REQUEST - Find every line in the records below that holds the word "Wuhan", and copy each one.

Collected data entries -
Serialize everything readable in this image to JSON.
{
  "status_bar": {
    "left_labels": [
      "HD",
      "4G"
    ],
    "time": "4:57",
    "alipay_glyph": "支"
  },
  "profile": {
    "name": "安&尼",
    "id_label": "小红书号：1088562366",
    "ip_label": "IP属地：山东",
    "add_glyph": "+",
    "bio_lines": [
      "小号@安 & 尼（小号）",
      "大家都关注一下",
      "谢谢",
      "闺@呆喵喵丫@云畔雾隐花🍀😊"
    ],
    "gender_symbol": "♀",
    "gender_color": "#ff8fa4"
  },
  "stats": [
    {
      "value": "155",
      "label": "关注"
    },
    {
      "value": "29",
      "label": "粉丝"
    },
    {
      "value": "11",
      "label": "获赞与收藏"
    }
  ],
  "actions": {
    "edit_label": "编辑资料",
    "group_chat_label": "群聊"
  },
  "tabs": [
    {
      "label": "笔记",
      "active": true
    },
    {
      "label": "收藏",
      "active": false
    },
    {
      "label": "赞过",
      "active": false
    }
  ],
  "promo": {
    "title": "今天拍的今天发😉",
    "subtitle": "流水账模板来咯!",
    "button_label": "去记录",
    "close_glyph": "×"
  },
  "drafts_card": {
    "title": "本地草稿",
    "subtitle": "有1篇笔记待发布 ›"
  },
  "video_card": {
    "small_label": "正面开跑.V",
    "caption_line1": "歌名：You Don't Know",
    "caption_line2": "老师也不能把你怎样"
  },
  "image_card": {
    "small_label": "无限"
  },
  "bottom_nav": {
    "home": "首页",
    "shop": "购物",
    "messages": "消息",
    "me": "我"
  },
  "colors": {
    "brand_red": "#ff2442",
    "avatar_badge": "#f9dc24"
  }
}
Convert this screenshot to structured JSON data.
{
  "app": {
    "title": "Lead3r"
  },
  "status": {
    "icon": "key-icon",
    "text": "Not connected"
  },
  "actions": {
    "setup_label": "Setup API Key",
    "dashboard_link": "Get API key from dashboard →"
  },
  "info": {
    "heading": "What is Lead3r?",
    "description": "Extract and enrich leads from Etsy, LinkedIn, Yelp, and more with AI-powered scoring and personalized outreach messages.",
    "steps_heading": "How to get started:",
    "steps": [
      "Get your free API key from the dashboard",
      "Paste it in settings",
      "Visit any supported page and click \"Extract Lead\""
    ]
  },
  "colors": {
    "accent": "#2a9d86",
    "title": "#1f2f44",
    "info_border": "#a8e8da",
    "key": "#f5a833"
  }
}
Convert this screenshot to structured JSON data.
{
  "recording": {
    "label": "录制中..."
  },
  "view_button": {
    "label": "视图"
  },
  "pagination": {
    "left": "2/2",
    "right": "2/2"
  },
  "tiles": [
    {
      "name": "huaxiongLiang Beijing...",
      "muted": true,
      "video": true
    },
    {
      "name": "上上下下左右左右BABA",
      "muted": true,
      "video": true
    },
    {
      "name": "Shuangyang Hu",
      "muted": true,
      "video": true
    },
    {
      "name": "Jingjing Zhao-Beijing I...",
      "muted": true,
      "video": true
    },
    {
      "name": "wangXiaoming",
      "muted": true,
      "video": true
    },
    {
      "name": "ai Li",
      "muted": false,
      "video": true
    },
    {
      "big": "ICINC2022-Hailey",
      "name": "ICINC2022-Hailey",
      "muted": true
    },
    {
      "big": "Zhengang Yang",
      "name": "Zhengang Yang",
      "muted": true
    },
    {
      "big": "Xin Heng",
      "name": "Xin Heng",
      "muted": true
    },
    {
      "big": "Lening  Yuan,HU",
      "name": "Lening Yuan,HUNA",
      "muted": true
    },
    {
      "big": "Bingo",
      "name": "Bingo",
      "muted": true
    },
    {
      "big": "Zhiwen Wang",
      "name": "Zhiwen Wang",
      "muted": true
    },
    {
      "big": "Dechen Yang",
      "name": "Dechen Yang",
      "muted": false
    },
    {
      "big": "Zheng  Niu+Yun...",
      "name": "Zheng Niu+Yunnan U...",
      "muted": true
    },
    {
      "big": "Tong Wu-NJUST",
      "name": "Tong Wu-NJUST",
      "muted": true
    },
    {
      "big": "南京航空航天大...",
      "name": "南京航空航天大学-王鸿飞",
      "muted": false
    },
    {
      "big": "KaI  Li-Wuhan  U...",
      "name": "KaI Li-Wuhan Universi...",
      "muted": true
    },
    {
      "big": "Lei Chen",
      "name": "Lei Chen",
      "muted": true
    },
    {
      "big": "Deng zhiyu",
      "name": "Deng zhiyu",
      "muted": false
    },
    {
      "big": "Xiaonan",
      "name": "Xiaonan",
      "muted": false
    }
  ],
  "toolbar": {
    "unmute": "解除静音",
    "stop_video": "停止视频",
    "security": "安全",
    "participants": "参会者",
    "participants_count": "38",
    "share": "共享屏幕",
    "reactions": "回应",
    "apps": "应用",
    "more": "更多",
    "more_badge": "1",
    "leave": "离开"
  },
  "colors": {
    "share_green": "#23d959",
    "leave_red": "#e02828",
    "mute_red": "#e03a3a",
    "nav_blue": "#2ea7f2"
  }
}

REPLY -
      "big": "KaI  Li-Wuhan  U...",
      "name": "KaI Li-Wuhan Universi...",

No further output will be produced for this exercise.